Dataset records
◇ ◇ ◇ ◇ ◇

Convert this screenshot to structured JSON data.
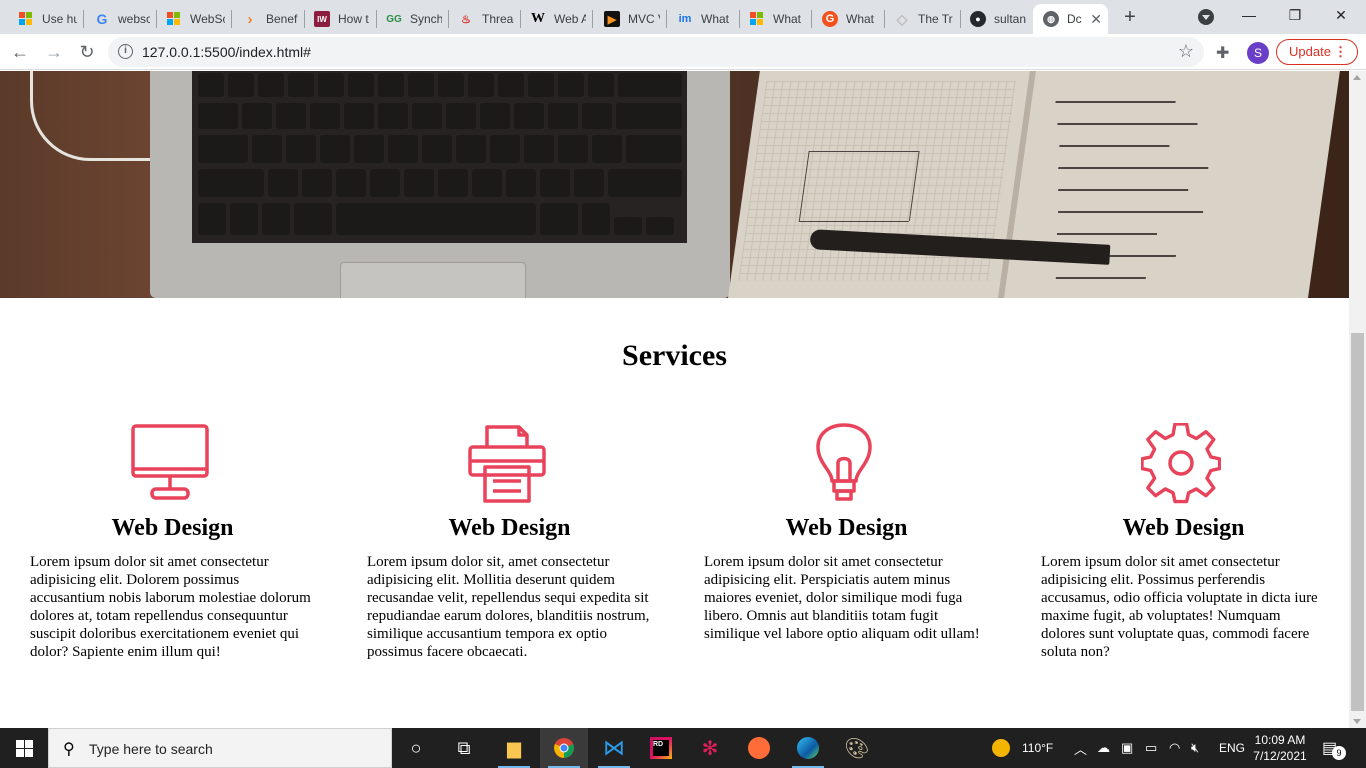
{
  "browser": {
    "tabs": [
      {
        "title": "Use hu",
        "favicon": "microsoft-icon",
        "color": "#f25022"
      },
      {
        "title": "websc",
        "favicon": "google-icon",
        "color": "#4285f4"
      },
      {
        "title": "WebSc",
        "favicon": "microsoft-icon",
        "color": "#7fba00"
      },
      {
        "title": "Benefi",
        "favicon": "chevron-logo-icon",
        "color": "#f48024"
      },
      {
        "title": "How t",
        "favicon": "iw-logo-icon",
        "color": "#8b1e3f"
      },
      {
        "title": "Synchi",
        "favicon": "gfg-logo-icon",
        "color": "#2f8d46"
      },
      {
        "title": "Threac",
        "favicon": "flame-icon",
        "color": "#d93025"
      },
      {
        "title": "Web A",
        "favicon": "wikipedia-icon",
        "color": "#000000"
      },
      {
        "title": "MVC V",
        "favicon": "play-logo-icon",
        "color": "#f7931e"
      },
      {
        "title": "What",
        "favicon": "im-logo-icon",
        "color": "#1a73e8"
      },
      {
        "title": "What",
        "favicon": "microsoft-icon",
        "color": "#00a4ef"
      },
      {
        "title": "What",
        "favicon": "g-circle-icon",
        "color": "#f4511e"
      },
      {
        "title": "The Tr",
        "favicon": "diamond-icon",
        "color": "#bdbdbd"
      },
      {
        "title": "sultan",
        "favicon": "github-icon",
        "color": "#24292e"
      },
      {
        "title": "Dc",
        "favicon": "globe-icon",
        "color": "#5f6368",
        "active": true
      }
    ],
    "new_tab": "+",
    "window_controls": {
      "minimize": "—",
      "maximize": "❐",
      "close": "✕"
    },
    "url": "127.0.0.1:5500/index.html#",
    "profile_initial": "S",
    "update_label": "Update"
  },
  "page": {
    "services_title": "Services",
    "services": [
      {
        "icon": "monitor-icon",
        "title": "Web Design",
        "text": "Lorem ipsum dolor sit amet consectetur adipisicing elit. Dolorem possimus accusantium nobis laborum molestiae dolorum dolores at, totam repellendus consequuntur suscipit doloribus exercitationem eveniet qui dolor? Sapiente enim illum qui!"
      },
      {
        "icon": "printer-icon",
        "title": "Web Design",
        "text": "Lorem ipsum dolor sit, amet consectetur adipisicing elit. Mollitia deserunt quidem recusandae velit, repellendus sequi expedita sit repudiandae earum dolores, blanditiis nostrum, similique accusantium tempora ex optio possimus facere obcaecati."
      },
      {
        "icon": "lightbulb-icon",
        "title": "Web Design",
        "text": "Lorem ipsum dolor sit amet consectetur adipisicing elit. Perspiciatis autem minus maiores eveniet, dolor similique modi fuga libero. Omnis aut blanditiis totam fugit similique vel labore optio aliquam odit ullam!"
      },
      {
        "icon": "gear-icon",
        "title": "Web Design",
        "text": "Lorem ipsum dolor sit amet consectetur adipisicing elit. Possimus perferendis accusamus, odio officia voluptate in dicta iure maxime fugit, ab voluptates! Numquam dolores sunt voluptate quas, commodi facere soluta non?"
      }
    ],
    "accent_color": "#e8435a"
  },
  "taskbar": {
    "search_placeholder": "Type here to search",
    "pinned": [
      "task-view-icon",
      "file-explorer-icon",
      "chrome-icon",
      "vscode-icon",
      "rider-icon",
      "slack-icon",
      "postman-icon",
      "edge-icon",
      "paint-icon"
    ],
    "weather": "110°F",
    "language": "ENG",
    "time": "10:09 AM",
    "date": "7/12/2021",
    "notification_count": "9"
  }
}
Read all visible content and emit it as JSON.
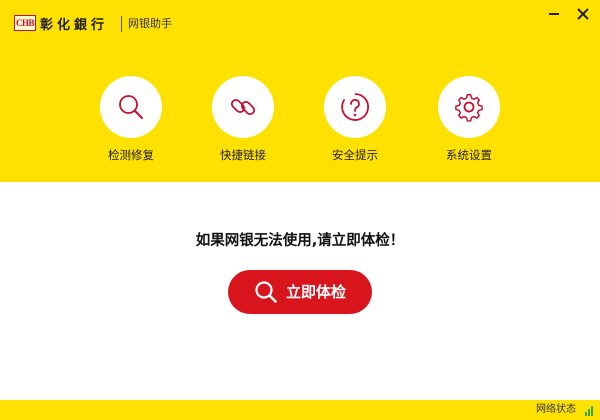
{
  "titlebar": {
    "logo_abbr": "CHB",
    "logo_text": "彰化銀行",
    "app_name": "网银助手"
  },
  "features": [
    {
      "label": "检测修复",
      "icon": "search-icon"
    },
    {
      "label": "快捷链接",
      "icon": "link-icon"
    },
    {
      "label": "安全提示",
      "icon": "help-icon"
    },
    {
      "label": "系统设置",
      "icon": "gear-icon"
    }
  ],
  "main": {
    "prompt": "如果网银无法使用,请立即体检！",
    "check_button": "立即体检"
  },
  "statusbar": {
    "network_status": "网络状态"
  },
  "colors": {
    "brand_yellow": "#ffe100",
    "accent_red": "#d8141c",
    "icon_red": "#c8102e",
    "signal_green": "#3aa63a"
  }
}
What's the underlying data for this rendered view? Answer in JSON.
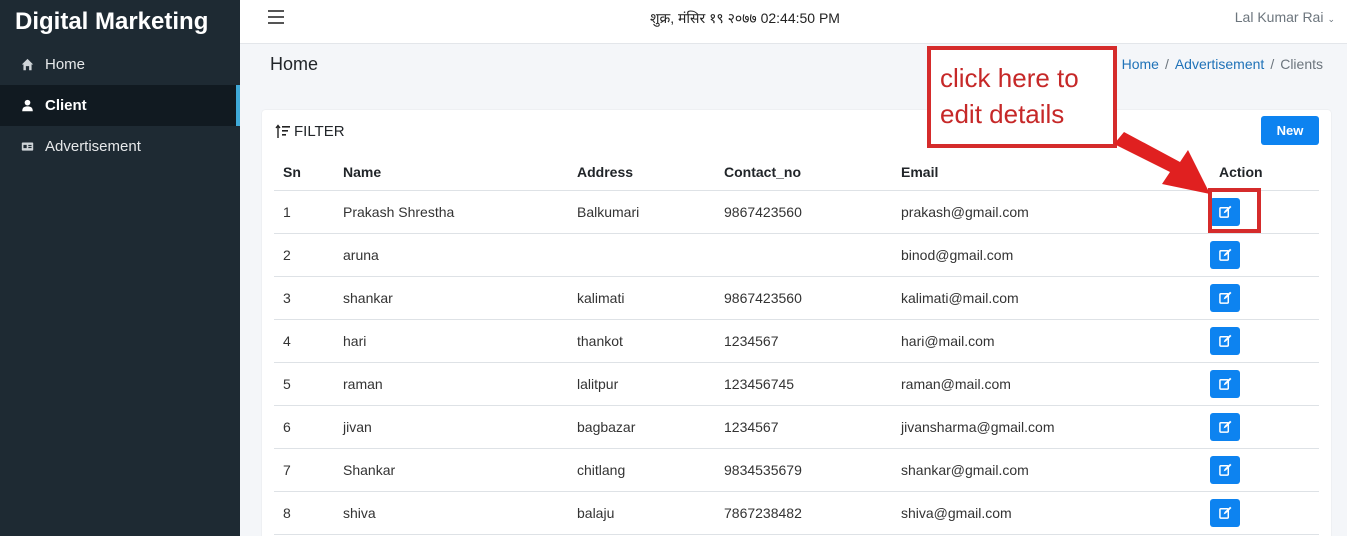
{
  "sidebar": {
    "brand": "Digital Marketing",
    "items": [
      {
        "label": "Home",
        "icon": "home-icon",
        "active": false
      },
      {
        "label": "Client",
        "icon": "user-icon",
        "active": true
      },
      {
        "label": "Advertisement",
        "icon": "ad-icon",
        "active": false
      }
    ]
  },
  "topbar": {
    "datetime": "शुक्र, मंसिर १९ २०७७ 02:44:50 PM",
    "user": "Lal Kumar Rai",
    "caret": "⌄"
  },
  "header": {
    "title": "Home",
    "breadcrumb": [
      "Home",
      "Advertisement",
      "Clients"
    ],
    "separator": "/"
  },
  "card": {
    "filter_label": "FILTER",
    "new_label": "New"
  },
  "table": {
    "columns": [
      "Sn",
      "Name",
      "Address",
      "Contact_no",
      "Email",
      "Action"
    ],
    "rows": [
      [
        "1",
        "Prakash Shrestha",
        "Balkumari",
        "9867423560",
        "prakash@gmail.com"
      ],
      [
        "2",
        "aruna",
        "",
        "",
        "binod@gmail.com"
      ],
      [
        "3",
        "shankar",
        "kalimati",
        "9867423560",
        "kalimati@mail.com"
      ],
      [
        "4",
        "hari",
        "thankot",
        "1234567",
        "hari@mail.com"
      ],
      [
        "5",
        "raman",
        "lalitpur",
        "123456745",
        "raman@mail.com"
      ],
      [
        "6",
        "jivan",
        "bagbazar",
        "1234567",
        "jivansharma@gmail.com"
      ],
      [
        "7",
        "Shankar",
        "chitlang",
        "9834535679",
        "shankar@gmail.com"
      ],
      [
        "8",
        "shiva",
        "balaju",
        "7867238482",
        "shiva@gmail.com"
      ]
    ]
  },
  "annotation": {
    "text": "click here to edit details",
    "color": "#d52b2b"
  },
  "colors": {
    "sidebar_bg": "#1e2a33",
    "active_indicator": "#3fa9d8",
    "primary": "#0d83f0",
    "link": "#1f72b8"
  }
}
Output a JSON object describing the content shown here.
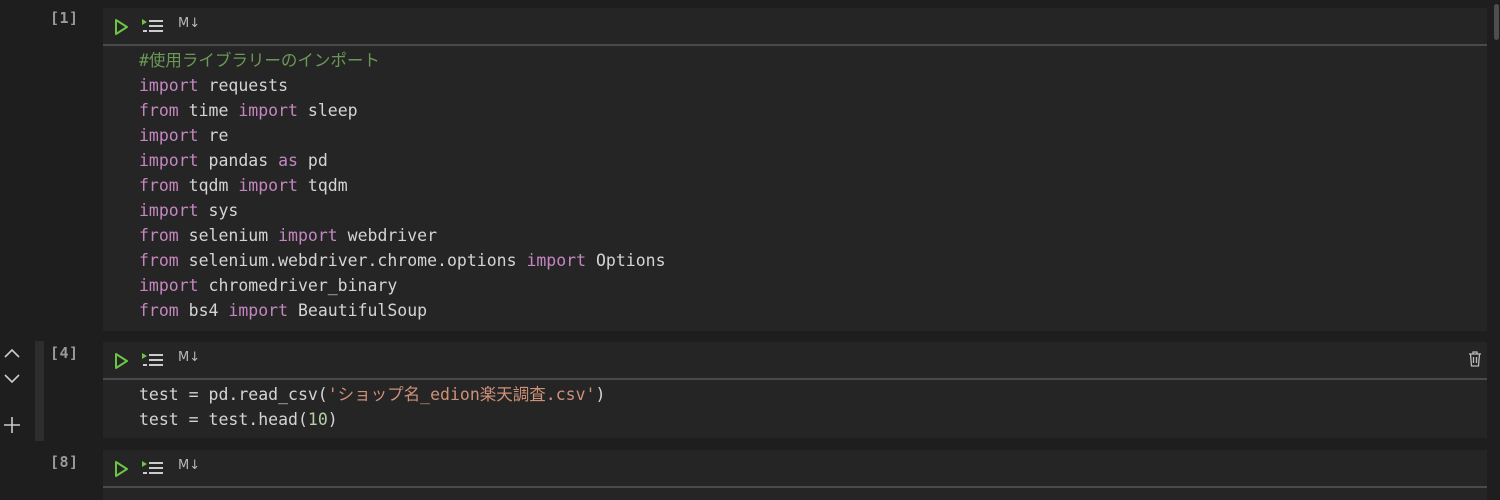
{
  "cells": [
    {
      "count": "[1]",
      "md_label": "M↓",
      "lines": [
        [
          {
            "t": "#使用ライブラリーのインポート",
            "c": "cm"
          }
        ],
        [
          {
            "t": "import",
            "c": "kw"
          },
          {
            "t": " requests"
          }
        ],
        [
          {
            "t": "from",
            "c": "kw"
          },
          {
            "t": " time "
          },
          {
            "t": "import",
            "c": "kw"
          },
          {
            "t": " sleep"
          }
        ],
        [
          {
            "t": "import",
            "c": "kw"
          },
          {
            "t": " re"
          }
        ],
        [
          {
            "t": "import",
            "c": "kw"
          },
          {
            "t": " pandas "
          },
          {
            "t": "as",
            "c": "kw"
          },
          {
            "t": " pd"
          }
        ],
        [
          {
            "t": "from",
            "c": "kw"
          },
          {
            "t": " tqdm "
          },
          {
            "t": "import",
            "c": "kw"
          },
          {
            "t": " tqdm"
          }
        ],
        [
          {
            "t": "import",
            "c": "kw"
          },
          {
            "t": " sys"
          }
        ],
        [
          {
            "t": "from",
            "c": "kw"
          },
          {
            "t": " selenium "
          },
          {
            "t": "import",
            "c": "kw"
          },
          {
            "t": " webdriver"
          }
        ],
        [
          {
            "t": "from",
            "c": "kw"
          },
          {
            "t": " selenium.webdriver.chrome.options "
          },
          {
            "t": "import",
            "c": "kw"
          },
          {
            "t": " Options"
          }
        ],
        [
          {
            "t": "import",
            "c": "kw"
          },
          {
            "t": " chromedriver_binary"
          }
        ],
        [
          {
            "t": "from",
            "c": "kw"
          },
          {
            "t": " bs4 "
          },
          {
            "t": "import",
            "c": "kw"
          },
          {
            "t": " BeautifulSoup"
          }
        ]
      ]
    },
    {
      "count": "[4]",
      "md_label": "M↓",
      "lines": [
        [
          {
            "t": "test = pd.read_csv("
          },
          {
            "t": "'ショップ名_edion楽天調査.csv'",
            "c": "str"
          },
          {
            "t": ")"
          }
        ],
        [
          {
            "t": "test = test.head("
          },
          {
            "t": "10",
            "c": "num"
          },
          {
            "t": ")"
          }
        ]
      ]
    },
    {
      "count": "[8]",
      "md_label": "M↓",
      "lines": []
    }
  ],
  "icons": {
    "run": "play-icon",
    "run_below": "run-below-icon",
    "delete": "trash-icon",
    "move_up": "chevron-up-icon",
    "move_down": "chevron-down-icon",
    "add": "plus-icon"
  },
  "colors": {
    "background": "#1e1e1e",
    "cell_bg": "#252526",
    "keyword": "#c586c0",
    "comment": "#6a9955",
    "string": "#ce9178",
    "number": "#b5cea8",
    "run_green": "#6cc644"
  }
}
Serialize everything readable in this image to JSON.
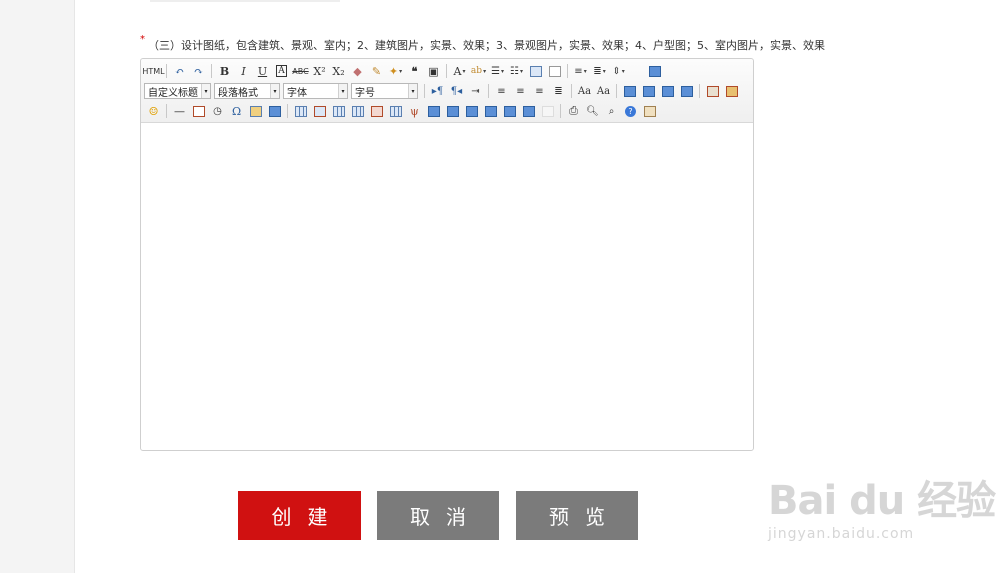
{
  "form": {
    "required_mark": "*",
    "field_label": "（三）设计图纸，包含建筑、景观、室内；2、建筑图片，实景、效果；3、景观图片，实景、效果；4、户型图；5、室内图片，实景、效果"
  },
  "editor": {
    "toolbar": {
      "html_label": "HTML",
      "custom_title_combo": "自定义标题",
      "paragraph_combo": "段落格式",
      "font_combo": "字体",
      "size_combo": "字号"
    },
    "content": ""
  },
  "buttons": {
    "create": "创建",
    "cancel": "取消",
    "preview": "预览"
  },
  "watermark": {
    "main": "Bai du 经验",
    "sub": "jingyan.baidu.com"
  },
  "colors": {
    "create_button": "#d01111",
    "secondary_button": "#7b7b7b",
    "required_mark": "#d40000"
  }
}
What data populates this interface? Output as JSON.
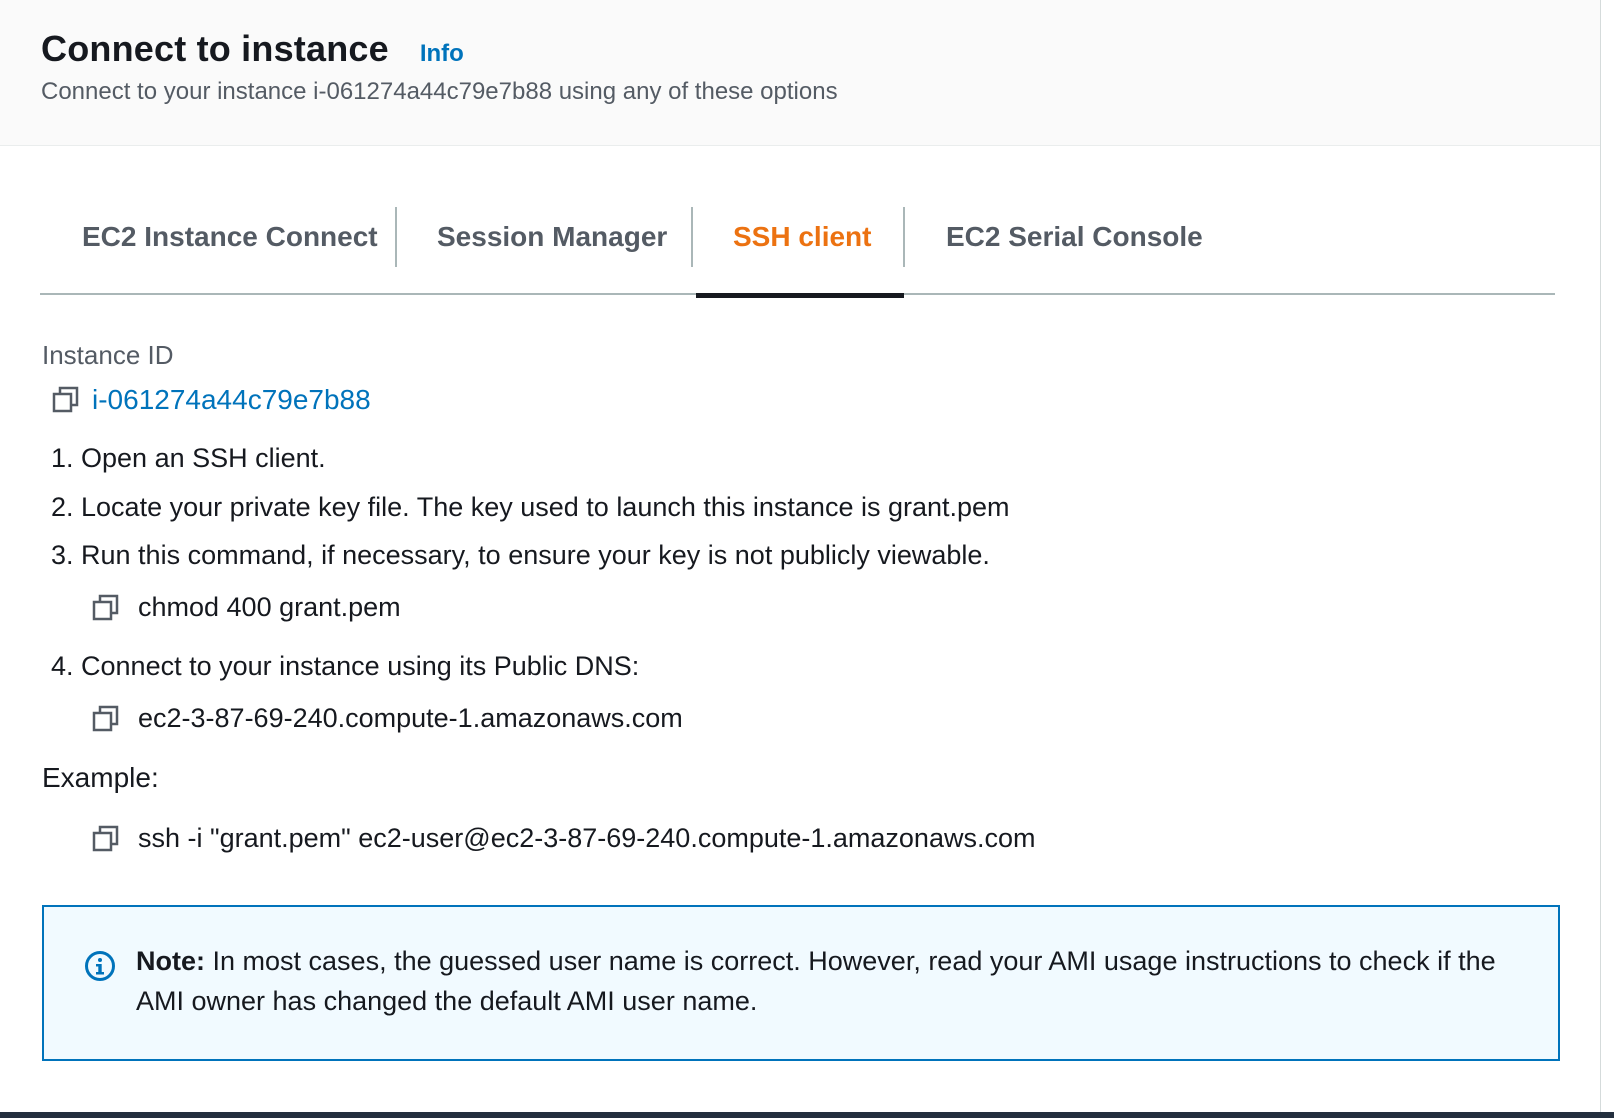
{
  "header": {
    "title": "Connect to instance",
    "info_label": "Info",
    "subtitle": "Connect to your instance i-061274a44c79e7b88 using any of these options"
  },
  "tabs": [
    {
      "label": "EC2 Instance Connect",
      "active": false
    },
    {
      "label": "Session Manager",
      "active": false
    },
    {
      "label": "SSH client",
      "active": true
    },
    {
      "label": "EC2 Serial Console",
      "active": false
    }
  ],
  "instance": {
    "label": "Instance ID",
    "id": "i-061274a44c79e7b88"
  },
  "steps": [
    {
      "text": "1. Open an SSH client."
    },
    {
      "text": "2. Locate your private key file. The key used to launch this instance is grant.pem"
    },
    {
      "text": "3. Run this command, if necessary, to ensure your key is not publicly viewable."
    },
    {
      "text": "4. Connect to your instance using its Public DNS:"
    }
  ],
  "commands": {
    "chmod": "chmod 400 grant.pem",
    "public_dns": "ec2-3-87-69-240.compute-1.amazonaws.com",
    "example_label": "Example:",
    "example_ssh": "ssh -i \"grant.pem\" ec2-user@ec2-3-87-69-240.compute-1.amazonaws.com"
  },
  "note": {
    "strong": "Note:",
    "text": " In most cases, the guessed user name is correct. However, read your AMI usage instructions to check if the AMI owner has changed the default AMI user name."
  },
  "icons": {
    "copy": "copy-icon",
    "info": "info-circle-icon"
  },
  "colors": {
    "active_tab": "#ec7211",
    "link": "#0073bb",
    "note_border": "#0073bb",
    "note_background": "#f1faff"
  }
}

◇ ◇ ◇ ◇ ◇

- _Exercise objective_
Report only the number of lines in the data above that contain "using".

- _Completed exercise_
2